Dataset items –

________________________________________

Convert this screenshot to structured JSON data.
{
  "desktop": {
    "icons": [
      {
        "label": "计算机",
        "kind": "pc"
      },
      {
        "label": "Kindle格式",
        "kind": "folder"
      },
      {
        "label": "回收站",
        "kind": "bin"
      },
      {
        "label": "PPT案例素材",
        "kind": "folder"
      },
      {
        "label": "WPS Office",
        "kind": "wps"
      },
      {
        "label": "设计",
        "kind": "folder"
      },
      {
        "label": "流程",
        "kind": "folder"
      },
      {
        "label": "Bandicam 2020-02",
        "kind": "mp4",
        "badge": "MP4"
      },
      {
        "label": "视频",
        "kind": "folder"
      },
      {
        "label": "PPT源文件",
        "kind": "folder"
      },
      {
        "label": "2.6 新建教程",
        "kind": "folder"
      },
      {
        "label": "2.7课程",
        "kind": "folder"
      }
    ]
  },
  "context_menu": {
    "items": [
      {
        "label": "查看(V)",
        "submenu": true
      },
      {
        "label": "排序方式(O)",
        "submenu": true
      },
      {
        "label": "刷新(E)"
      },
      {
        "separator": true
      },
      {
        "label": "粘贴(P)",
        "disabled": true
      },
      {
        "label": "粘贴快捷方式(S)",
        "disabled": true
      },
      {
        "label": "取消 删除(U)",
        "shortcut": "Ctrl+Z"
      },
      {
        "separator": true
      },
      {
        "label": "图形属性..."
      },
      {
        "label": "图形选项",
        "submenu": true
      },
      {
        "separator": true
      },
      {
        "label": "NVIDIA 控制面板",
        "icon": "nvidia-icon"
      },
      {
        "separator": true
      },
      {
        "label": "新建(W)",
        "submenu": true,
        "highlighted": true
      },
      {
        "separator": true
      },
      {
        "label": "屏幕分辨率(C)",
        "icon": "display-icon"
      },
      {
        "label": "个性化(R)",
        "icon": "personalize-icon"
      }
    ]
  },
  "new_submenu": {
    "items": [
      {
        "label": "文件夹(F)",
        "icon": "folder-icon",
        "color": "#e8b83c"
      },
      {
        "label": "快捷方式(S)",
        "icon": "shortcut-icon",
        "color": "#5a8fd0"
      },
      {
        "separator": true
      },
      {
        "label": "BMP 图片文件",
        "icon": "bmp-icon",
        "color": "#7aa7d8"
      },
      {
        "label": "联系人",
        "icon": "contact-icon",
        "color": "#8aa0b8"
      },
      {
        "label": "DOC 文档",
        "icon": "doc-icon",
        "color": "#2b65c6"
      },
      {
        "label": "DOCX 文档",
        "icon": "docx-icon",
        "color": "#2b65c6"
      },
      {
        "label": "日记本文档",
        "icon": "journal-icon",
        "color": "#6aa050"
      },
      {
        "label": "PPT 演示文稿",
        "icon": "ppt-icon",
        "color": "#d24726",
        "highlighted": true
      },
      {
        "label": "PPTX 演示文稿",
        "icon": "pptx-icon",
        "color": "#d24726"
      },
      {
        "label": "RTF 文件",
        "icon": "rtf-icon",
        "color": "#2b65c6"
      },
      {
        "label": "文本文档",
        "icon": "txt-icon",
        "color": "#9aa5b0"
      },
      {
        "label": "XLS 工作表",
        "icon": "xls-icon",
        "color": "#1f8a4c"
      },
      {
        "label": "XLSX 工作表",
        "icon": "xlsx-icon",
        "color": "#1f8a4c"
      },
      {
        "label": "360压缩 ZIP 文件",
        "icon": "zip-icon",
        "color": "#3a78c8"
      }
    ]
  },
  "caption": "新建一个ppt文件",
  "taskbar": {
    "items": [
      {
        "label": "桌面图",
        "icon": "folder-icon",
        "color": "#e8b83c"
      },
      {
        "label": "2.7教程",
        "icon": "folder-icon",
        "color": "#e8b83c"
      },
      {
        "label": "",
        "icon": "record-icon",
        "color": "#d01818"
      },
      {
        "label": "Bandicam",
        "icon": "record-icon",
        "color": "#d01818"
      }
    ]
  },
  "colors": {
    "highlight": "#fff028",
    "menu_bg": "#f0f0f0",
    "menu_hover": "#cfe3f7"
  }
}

________________________________________

Exercise task – Return the lines above exactly, keeping every word.

Result of the exercise –
Convert this screenshot to structured JSON data.
{
  "desktop": {
    "icons": [
      {
        "label": "计算机",
        "kind": "pc"
      },
      {
        "label": "Kindle格式",
        "kind": "folder"
      },
      {
        "label": "回收站",
        "kind": "bin"
      },
      {
        "label": "PPT案例素材",
        "kind": "folder"
      },
      {
        "label": "WPS Office",
        "kind": "wps"
      },
      {
        "label": "设计",
        "kind": "folder"
      },
      {
        "label": "流程",
        "kind": "folder"
      },
      {
        "label": "Bandicam 2020-02",
        "kind": "mp4",
        "badge": "MP4"
      },
      {
        "label": "视频",
        "kind": "folder"
      },
      {
        "label": "PPT源文件",
        "kind": "folder"
      },
      {
        "label": "2.6 新建教程",
        "kind": "folder"
      },
      {
        "label": "2.7课程",
        "kind": "folder"
      }
    ]
  },
  "context_menu": {
    "items": [
      {
        "label": "查看(V)",
        "submenu": true
      },
      {
        "label": "排序方式(O)",
        "submenu": true
      },
      {
        "label": "刷新(E)"
      },
      {
        "separator": true
      },
      {
        "label": "粘贴(P)",
        "disabled": true
      },
      {
        "label": "粘贴快捷方式(S)",
        "disabled": true
      },
      {
        "label": "取消 删除(U)",
        "shortcut": "Ctrl+Z"
      },
      {
        "separator": true
      },
      {
        "label": "图形属性..."
      },
      {
        "label": "图形选项",
        "submenu": true
      },
      {
        "separator": true
      },
      {
        "label": "NVIDIA 控制面板",
        "icon": "nvidia-icon"
      },
      {
        "separator": true
      },
      {
        "label": "新建(W)",
        "submenu": true,
        "highlighted": true
      },
      {
        "separator": true
      },
      {
        "label": "屏幕分辨率(C)",
        "icon": "display-icon"
      },
      {
        "label": "个性化(R)",
        "icon": "personalize-icon"
      }
    ]
  },
  "new_submenu": {
    "items": [
      {
        "label": "文件夹(F)",
        "icon": "folder-icon",
        "color": "#e8b83c"
      },
      {
        "label": "快捷方式(S)",
        "icon": "shortcut-icon",
        "color": "#5a8fd0"
      },
      {
        "separator": true
      },
      {
        "label": "BMP 图片文件",
        "icon": "bmp-icon",
        "color": "#7aa7d8"
      },
      {
        "label": "联系人",
        "icon": "contact-icon",
        "color": "#8aa0b8"
      },
      {
        "label": "DOC 文档",
        "icon": "doc-icon",
        "color": "#2b65c6"
      },
      {
        "label": "DOCX 文档",
        "icon": "docx-icon",
        "color": "#2b65c6"
      },
      {
        "label": "日记本文档",
        "icon": "journal-icon",
        "color": "#6aa050"
      },
      {
        "label": "PPT 演示文稿",
        "icon": "ppt-icon",
        "color": "#d24726",
        "highlighted": true
      },
      {
        "label": "PPTX 演示文稿",
        "icon": "pptx-icon",
        "color": "#d24726"
      },
      {
        "label": "RTF 文件",
        "icon": "rtf-icon",
        "color": "#2b65c6"
      },
      {
        "label": "文本文档",
        "icon": "txt-icon",
        "color": "#9aa5b0"
      },
      {
        "label": "XLS 工作表",
        "icon": "xls-icon",
        "color": "#1f8a4c"
      },
      {
        "label": "XLSX 工作表",
        "icon": "xlsx-icon",
        "color": "#1f8a4c"
      },
      {
        "label": "360压缩 ZIP 文件",
        "icon": "zip-icon",
        "color": "#3a78c8"
      }
    ]
  },
  "caption": "新建一个ppt文件",
  "taskbar": {
    "items": [
      {
        "label": "桌面图",
        "icon": "folder-icon",
        "color": "#e8b83c"
      },
      {
        "label": "2.7教程",
        "icon": "folder-icon",
        "color": "#e8b83c"
      },
      {
        "label": "",
        "icon": "record-icon",
        "color": "#d01818"
      },
      {
        "label": "Bandicam",
        "icon": "record-icon",
        "color": "#d01818"
      }
    ]
  },
  "colors": {
    "highlight": "#fff028",
    "menu_bg": "#f0f0f0",
    "menu_hover": "#cfe3f7"
  }
}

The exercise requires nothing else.